What is asked:
Write out each line in which the string "Diff" is present.

(Dataset rows about figures)
......
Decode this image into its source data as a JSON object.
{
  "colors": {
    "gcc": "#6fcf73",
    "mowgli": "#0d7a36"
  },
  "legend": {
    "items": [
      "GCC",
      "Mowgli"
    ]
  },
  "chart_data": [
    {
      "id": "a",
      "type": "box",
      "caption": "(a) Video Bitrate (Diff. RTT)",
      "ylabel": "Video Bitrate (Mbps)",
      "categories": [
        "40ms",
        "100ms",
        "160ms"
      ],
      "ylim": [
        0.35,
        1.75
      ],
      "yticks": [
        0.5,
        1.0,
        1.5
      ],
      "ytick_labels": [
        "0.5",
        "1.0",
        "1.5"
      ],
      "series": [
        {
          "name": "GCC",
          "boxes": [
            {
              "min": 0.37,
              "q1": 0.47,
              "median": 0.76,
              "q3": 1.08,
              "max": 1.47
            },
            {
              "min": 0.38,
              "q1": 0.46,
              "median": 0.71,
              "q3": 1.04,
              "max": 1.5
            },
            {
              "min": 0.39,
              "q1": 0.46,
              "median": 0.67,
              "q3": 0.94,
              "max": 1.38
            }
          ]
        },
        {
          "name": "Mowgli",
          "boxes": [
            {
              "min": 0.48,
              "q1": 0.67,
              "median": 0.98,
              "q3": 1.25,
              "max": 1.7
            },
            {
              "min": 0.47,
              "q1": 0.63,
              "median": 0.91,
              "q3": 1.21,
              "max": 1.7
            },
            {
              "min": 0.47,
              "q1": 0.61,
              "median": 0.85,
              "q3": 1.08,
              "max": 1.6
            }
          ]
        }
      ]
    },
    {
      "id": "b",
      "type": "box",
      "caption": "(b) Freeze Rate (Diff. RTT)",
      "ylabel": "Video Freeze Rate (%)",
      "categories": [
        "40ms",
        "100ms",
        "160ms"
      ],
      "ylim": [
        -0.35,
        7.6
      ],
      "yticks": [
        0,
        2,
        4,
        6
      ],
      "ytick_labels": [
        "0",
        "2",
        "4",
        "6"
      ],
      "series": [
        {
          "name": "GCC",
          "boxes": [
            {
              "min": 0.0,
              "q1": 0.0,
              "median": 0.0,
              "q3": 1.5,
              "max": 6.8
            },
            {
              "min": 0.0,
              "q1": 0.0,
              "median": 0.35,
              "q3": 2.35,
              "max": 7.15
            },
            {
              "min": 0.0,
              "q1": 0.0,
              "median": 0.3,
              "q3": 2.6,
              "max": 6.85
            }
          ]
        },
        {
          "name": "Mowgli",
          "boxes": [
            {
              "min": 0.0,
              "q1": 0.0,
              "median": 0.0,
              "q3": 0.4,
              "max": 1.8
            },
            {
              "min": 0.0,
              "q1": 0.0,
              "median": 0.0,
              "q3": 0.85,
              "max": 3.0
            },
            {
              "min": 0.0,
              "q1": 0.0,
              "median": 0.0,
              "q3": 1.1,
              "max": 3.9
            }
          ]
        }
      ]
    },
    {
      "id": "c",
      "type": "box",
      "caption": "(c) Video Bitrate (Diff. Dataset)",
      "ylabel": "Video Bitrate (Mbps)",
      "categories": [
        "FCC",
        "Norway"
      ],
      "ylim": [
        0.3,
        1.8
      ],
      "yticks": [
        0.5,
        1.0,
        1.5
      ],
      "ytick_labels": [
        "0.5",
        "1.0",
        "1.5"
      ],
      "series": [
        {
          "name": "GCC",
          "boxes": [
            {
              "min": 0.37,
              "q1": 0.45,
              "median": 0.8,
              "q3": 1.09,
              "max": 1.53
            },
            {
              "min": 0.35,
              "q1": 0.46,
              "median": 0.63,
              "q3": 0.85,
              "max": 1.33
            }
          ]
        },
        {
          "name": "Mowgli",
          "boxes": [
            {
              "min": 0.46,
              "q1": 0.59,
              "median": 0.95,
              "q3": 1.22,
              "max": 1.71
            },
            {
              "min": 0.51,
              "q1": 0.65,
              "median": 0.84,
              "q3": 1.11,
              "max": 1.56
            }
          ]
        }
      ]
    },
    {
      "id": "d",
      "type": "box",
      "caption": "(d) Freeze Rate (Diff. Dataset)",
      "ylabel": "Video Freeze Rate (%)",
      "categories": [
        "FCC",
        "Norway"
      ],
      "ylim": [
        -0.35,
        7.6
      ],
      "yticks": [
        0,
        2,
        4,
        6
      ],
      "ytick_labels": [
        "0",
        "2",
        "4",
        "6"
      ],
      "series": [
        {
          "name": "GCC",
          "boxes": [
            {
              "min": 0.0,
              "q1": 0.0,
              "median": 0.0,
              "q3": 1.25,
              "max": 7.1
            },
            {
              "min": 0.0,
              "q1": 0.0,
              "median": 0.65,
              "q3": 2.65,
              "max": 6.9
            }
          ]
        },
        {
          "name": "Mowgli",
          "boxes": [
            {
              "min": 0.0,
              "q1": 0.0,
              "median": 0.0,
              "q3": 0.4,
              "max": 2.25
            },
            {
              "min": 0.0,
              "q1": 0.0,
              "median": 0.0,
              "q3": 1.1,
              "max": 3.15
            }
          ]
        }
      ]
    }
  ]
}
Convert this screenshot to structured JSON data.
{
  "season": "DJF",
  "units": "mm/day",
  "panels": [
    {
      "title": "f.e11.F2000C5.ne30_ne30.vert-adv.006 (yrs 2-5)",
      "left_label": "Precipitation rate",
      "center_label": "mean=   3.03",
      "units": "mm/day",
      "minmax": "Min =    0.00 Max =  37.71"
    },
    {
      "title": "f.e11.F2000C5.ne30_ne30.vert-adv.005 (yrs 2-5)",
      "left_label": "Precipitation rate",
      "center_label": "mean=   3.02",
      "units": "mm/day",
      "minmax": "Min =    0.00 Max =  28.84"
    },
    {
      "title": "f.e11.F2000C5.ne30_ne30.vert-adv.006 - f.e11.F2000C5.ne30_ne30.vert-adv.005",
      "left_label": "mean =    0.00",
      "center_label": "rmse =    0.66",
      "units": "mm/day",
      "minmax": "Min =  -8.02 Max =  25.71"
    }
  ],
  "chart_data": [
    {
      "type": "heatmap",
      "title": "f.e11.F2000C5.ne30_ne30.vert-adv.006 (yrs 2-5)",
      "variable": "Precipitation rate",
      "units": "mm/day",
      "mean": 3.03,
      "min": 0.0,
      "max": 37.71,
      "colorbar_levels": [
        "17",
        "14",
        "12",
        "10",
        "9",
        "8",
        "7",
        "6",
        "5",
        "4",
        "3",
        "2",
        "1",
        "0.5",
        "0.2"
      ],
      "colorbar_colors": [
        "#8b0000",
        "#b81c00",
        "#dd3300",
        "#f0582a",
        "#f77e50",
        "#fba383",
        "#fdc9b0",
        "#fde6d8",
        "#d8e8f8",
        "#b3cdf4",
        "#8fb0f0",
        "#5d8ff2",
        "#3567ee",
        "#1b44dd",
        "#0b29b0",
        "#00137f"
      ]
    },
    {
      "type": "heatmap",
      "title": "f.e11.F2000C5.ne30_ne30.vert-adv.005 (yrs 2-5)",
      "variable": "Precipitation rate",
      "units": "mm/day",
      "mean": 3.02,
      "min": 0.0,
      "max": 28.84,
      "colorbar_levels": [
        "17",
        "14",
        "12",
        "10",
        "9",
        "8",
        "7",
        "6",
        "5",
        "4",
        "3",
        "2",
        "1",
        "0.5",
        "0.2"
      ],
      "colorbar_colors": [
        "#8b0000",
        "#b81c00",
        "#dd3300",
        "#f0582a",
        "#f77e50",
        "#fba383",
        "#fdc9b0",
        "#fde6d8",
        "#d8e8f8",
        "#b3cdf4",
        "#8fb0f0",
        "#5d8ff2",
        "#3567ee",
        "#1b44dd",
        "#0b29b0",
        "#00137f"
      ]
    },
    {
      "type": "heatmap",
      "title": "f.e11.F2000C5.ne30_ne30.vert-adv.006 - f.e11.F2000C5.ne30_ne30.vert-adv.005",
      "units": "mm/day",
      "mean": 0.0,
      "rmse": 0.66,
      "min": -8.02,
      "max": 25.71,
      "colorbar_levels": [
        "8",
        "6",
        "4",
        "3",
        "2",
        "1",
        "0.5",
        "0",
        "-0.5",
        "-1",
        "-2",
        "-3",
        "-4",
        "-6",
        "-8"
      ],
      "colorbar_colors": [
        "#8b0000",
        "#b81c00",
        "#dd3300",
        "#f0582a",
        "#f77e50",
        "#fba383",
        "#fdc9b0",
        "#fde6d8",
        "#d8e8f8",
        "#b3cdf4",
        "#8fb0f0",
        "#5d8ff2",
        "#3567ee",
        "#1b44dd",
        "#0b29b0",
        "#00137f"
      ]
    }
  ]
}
......
Final result:
      "caption": "(a) Video Bitrate (Diff. RTT)",
      "caption": "(b) Freeze Rate (Diff. RTT)",
      "caption": "(c) Video Bitrate (Diff. Dataset)",
      "caption": "(d) Freeze Rate (Diff. Dataset)",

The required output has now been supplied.